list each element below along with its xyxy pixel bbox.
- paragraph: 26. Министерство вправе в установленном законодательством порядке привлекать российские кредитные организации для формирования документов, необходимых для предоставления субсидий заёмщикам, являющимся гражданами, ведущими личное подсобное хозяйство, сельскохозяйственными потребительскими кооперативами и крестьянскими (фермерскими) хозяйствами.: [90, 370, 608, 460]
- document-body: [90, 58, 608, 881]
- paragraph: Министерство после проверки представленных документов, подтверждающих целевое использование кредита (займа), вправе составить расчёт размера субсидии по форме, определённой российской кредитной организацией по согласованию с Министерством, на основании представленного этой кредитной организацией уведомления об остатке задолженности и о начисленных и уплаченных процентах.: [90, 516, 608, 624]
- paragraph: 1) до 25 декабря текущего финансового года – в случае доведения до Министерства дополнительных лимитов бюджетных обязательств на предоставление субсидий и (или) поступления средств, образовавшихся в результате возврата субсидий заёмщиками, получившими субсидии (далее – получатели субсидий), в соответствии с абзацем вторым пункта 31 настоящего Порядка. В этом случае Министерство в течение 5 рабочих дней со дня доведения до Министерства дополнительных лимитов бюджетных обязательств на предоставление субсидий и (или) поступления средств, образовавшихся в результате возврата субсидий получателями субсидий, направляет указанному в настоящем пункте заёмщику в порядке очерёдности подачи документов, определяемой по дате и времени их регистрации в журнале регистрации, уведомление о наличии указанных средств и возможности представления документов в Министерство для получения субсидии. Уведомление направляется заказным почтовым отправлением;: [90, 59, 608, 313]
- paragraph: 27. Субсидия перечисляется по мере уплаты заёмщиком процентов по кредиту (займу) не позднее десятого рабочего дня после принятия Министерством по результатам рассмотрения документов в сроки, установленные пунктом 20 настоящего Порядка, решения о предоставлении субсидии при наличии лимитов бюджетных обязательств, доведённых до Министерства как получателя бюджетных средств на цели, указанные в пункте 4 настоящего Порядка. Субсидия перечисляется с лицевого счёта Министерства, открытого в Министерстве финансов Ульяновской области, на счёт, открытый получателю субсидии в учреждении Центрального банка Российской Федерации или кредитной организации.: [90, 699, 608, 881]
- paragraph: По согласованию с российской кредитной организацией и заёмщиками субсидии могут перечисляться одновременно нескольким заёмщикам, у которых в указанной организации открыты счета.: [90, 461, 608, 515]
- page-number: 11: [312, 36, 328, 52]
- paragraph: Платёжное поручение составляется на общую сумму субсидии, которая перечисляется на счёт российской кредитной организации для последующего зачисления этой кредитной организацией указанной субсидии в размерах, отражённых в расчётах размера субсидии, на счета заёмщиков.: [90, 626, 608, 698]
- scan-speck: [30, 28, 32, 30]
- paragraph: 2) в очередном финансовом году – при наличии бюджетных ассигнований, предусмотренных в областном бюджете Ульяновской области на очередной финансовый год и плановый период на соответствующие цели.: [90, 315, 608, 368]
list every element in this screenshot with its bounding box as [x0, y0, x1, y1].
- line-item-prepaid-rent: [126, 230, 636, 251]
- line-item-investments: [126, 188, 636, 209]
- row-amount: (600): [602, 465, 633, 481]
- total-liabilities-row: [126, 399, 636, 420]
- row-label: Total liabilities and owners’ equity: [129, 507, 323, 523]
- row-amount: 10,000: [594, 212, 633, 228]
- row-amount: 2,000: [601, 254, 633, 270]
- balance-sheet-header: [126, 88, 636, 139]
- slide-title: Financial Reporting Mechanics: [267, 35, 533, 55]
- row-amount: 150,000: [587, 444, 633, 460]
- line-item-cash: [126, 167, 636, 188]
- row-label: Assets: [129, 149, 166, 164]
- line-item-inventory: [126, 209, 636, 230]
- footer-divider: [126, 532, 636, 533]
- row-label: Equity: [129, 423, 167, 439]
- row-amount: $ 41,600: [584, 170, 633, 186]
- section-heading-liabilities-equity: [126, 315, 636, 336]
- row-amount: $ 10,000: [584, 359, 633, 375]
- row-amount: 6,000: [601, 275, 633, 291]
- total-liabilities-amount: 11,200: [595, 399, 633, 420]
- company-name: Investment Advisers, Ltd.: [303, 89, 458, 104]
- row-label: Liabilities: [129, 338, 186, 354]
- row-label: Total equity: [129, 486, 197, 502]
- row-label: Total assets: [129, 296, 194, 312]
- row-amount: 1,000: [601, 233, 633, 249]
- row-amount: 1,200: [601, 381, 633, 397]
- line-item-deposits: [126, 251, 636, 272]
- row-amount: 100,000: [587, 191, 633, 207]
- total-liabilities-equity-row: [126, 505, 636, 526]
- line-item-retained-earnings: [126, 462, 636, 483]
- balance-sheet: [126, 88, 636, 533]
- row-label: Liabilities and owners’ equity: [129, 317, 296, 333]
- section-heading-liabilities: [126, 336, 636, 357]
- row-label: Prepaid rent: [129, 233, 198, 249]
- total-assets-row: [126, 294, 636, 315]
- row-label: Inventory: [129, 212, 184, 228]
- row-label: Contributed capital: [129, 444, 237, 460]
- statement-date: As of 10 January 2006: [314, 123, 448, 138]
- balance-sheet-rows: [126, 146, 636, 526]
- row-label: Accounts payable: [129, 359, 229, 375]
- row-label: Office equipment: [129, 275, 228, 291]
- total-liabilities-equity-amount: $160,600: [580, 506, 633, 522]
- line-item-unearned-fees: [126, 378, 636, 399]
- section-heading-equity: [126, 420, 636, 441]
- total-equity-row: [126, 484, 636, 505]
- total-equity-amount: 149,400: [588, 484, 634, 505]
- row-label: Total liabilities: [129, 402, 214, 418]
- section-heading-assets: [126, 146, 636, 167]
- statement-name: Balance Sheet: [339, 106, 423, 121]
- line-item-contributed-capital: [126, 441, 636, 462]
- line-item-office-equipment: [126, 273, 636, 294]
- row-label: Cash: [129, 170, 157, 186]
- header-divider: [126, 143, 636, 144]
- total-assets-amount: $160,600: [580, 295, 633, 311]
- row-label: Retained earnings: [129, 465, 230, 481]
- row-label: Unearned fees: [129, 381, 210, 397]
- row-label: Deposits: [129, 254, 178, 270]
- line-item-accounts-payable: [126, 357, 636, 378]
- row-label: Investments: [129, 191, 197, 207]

**********

**OBIETTIVO:** Riporta tutte queste righe come lista JSON di stringhe, una stringa per riga, tralasciando quelle vuote.

**RISPOSTA ATTESA:**
[
  "list each element below along with its xyxy pixel bbox.",
  "- paragraph: 26. Министерство вправе в установленном законодательством порядке привлекать российские кредитные организации для формирования документов, необходимых для предоставления субсидий заёмщикам, являющимся гражданами, ведущими личное подсобное хозяйство, сельскохозяйственными потребительскими кооперативами и крестьянскими (фермерскими) хозяйствами.: [90, 370, 608, 460]",
  "- document-body: [90, 58, 608, 881]",
  "- paragraph: Министерство после проверки представленных документов, подтверждающих целевое использование кредита (займа), вправе составить расчёт размера субсидии по форме, определённой российской кредитной организацией по согласованию с Министерством, на основании представленного этой кредитной организацией уведомления об остатке задолженности и о начисленных и уплаченных процентах.: [90, 516, 608, 624]",
  "- paragraph: 1) до 25 декабря текущего финансового года – в случае доведения до Министерства дополнительных лимитов бюджетных обязательств на предоставление субсидий и (или) поступления средств, образовавшихся в результате возврата субсидий заёмщиками, получившими субсидии (далее – получатели субсидий), в соответствии с абзацем вторым пункта 31 настоящего Порядка. В этом случае Министерство в течение 5 рабочих дней со дня доведения до Министерства дополнительных лимитов бюджетных обязательств на предоставление субсидий и (или) поступления средств, образовавшихся в результате возврата субсидий получателями субсидий, направляет указанному в настоящем пункте заёмщику в порядке очерёдности подачи документов, определяемой по дате и времени их регистрации в журнале регистрации, уведомление о наличии указанных средств и возможности представления документов в Министерство для получения субсидии. Уведомление направляется заказным почтовым отправлением;: [90, 59, 608, 313]",
  "- paragraph: 27. Субсидия перечисляется по мере уплаты заёмщиком процентов по кредиту (займу) не позднее десятого рабочего дня после принятия Министерством по результатам рассмотрения документов в сроки, установленные пунктом 20 настоящего Порядка, решения о предоставлении субсидии при наличии лимитов бюджетных обязательств, доведённых до Министерства как получателя бюджетных средств на цели, указанные в пункте 4 настоящего Порядка. Субсидия перечисляется с лицевого счёта Министерства, открытого в Министерстве финансов Ульяновской области, на счёт, открытый получателю субсидии в учреждении Центрального банка Российской Федерации или кредитной организации.: [90, 699, 608, 881]",
  "- paragraph: По согласованию с российской кредитной организацией и заёмщиками субсидии могут перечисляться одновременно нескольким заёмщикам, у которых в указанной организации открыты счета.: [90, 461, 608, 515]",
  "- page-number: 11: [312, 36, 328, 52]",
  "- paragraph: Платёжное поручение составляется на общую сумму субсидии, которая перечисляется на счёт российской кредитной организации для последующего зачисления этой кредитной организацией указанной субсидии в размерах, отражённых в расчётах размера субсидии, на счета заёмщиков.: [90, 626, 608, 698]",
  "- scan-speck: [30, 28, 32, 30]",
  "- paragraph: 2) в очередном финансовом году – при наличии бюджетных ассигнований, предусмотренных в областном бюджете Ульяновской области на очередной финансовый год и плановый период на соответствующие цели.: [90, 315, 608, 368]",
  "list every element in this screenshot with its bounding box as [x0, y0, x1, y1].",
  "- line-item-prepaid-rent: [126, 230, 636, 251]",
  "- line-item-investments: [126, 188, 636, 209]",
  "- row-amount: (600): [602, 465, 633, 481]",
  "- total-liabilities-row: [126, 399, 636, 420]",
  "- row-label: Total liabilities and owners’ equity: [129, 507, 323, 523]",
  "- row-amount: 10,000: [594, 212, 633, 228]",
  "- row-amount: 2,000: [601, 254, 633, 270]",
  "- balance-sheet-header: [126, 88, 636, 139]",
  "- slide-title: Financial Reporting Mechanics: [267, 35, 533, 55]",
  "- row-amount: 150,000: [587, 444, 633, 460]",
  "- line-item-cash: [126, 167, 636, 188]",
  "- row-label: Assets: [129, 149, 166, 164]",
  "- line-item-inventory: [126, 209, 636, 230]",
  "- footer-divider: [126, 532, 636, 533]",
  "- row-label: Equity: [129, 423, 167, 439]",
  "- row-amount: $ 41,600: [584, 170, 633, 186]",
  "- section-heading-liabilities-equity: [126, 315, 636, 336]",
  "- row-amount: $ 10,000: [584, 359, 633, 375]",
  "- row-amount: 6,000: [601, 275, 633, 291]",
  "- total-liabilities-amount: 11,200: [595, 399, 633, 420]",
  "- company-name: Investment Advisers, Ltd.: [303, 89, 458, 104]",
  "- row-label: Liabilities: [129, 338, 186, 354]",
  "- row-label: Total equity: [129, 486, 197, 502]",
  "- row-label: Total assets: [129, 296, 194, 312]",
  "- row-amount: 1,000: [601, 233, 633, 249]",
  "- row-amount: 1,200: [601, 381, 633, 397]",
  "- line-item-deposits: [126, 251, 636, 272]",
  "- row-amount: 100,000: [587, 191, 633, 207]",
  "- total-liabilities-equity-row: [126, 505, 636, 526]",
  "- line-item-retained-earnings: [126, 462, 636, 483]",
  "- balance-sheet: [126, 88, 636, 533]",
  "- row-label: Liabilities and owners’ equity: [129, 317, 296, 333]",
  "- section-heading-liabilities: [126, 336, 636, 357]",
  "- row-label: Prepaid rent: [129, 233, 198, 249]",
  "- total-assets-row: [126, 294, 636, 315]",
  "- row-label: Inventory: [129, 212, 184, 228]",
  "- row-label: Contributed capital: [129, 444, 237, 460]",
  "- statement-date: As of 10 January 2006: [314, 123, 448, 138]",
  "- balance-sheet-rows: [126, 146, 636, 526]",
  "- row-label: Accounts payable: [129, 359, 229, 375]",
  "- row-label: Office equipment: [129, 275, 228, 291]",
  "- total-liabilities-equity-amount: $160,600: [580, 506, 633, 522]",
  "- line-item-unearned-fees: [126, 378, 636, 399]",
  "- section-heading-equity: [126, 420, 636, 441]",
  "- total-equity-row: [126, 484, 636, 505]",
  "- total-equity-amount: 149,400: [588, 484, 634, 505]",
  "- row-label: Total liabilities: [129, 402, 214, 418]",
  "- section-heading-assets: [126, 146, 636, 167]",
  "- statement-name: Balance Sheet: [339, 106, 423, 121]",
  "- line-item-contributed-capital: [126, 441, 636, 462]",
  "- line-item-office-equipment: [126, 273, 636, 294]",
  "- row-label: Cash: [129, 170, 157, 186]",
  "- header-divider: [126, 143, 636, 144]",
  "- total-assets-amount: $160,600: [580, 295, 633, 311]",
  "- row-label: Retained earnings: [129, 465, 230, 481]",
  "- row-label: Unearned fees: [129, 381, 210, 397]",
  "- row-label: Deposits: [129, 254, 178, 270]",
  "- line-item-accounts-payable: [126, 357, 636, 378]",
  "- row-label: Investments: [129, 191, 197, 207]"
]